**EXERCISE BRIEF**:
Quote the listing below in its entirety.

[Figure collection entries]
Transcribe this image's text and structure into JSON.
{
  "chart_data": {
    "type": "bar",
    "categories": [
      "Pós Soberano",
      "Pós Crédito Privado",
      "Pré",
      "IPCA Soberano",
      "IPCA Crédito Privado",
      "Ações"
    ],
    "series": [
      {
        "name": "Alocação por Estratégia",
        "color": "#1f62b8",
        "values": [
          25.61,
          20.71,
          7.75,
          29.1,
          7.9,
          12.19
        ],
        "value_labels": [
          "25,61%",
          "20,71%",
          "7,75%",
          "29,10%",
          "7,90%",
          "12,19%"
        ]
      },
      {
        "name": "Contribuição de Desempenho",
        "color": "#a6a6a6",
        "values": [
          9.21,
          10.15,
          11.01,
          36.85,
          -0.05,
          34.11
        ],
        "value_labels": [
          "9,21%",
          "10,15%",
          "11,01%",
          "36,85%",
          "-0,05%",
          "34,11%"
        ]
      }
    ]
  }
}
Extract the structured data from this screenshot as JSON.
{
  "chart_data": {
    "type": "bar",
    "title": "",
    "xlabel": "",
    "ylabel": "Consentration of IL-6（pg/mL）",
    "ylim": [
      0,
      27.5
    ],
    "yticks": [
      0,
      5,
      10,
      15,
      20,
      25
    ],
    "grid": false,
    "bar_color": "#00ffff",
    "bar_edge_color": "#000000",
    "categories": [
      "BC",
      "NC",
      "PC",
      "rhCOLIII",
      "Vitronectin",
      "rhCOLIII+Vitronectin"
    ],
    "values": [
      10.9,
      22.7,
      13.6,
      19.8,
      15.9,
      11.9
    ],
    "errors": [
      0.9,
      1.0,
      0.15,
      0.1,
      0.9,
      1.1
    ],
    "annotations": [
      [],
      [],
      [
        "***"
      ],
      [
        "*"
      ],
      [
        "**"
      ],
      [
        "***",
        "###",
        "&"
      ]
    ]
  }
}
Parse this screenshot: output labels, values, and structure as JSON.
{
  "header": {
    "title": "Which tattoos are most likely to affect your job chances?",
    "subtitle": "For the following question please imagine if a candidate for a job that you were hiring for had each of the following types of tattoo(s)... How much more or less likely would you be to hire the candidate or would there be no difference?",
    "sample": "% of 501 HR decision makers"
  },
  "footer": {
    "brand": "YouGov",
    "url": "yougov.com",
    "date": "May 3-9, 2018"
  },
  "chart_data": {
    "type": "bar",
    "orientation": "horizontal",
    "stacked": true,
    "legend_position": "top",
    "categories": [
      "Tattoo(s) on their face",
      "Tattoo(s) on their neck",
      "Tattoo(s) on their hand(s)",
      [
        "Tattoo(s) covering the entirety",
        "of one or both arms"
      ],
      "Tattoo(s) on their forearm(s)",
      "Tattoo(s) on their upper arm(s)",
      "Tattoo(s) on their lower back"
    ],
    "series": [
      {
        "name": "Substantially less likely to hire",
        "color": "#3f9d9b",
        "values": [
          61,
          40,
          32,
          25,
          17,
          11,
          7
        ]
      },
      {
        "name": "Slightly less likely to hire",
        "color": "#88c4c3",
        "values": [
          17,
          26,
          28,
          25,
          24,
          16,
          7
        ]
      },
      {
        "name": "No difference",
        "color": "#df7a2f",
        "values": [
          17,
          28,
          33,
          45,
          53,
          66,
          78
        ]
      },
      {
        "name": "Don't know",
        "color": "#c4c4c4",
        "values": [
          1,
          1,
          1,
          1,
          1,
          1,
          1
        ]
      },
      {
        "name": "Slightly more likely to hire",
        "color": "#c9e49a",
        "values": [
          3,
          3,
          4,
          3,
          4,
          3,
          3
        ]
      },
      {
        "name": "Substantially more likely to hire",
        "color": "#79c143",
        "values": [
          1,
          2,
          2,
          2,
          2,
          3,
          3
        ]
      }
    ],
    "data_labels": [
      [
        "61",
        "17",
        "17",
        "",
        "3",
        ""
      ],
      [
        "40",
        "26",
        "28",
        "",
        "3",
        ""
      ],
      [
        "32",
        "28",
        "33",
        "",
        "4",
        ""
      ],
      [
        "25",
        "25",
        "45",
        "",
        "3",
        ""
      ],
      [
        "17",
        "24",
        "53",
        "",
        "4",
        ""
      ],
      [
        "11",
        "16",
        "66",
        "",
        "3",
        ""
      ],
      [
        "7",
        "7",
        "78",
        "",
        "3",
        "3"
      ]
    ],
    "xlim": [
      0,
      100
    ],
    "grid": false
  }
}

**ANSWER TO THE TASK**:
Transcribe this image's text and structure into JSON.
{
  "chart_data": {
    "type": "bar",
    "categories": [
      "Pós Soberano",
      "Pós Crédito Privado",
      "Pré",
      "IPCA Soberano",
      "IPCA Crédito Privado",
      "Ações"
    ],
    "series": [
      {
        "name": "Alocação por Estratégia",
        "color": "#1f62b8",
        "values": [
          25.61,
          20.71,
          7.75,
          29.1,
          7.9,
          12.19
        ],
        "value_labels": [
          "25,61%",
          "20,71%",
          "7,75%",
          "29,10%",
          "7,90%",
          "12,19%"
        ]
      },
      {
        "name": "Contribuição de Desempenho",
        "color": "#a6a6a6",
        "values": [
          9.21,
          10.15,
          11.01,
          36.85,
          -0.05,
          34.11
        ],
        "value_labels": [
          "9,21%",
          "10,15%",
          "11,01%",
          "36,85%",
          "-0,05%",
          "34,11%"
        ]
      }
    ]
  }
}
Extract the structured data from this screenshot as JSON.
{
  "chart_data": {
    "type": "bar",
    "title": "",
    "xlabel": "",
    "ylabel": "Consentration of IL-6（pg/mL）",
    "ylim": [
      0,
      27.5
    ],
    "yticks": [
      0,
      5,
      10,
      15,
      20,
      25
    ],
    "grid": false,
    "bar_color": "#00ffff",
    "bar_edge_color": "#000000",
    "categories": [
      "BC",
      "NC",
      "PC",
      "rhCOLIII",
      "Vitronectin",
      "rhCOLIII+Vitronectin"
    ],
    "values": [
      10.9,
      22.7,
      13.6,
      19.8,
      15.9,
      11.9
    ],
    "errors": [
      0.9,
      1.0,
      0.15,
      0.1,
      0.9,
      1.1
    ],
    "annotations": [
      [],
      [],
      [
        "***"
      ],
      [
        "*"
      ],
      [
        "**"
      ],
      [
        "***",
        "###",
        "&"
      ]
    ]
  }
}
Parse this screenshot: output labels, values, and structure as JSON.
{
  "header": {
    "title": "Which tattoos are most likely to affect your job chances?",
    "subtitle": "For the following question please imagine if a candidate for a job that you were hiring for had each of the following types of tattoo(s)... How much more or less likely would you be to hire the candidate or would there be no difference?",
    "sample": "% of 501 HR decision makers"
  },
  "footer": {
    "brand": "YouGov",
    "url": "yougov.com",
    "date": "May 3-9, 2018"
  },
  "chart_data": {
    "type": "bar",
    "orientation": "horizontal",
    "stacked": true,
    "legend_position": "top",
    "categories": [
      "Tattoo(s) on their face",
      "Tattoo(s) on their neck",
      "Tattoo(s) on their hand(s)",
      [
        "Tattoo(s) covering the entirety",
        "of one or both arms"
      ],
      "Tattoo(s) on their forearm(s)",
      "Tattoo(s) on their upper arm(s)",
      "Tattoo(s) on their lower back"
    ],
    "series": [
      {
        "name": "Substantially less likely to hire",
        "color": "#3f9d9b",
        "values": [
          61,
          40,
          32,
          25,
          17,
          11,
          7
        ]
      },
      {
        "name": "Slightly less likely to hire",
        "color": "#88c4c3",
        "values": [
          17,
          26,
          28,
          25,
          24,
          16,
          7
        ]
      },
      {
        "name": "No difference",
        "color": "#df7a2f",
        "values": [
          17,
          28,
          33,
          45,
          53,
          66,
          78
        ]
      },
      {
        "name": "Don't know",
        "color": "#c4c4c4",
        "values": [
          1,
          1,
          1,
          1,
          1,
          1,
          1
        ]
      },
      {
        "name": "Slightly more likely to hire",
        "color": "#c9e49a",
        "values": [
          3,
          3,
          4,
          3,
          4,
          3,
          3
        ]
      },
      {
        "name": "Substantially more likely to hire",
        "color": "#79c143",
        "values": [
          1,
          2,
          2,
          2,
          2,
          3,
          3
        ]
      }
    ],
    "data_labels": [
      [
        "61",
        "17",
        "17",
        "",
        "3",
        ""
      ],
      [
        "40",
        "26",
        "28",
        "",
        "3",
        ""
      ],
      [
        "32",
        "28",
        "33",
        "",
        "4",
        ""
      ],
      [
        "25",
        "25",
        "45",
        "",
        "3",
        ""
      ],
      [
        "17",
        "24",
        "53",
        "",
        "4",
        ""
      ],
      [
        "11",
        "16",
        "66",
        "",
        "3",
        ""
      ],
      [
        "7",
        "7",
        "78",
        "",
        "3",
        "3"
      ]
    ],
    "xlim": [
      0,
      100
    ],
    "grid": false
  }
}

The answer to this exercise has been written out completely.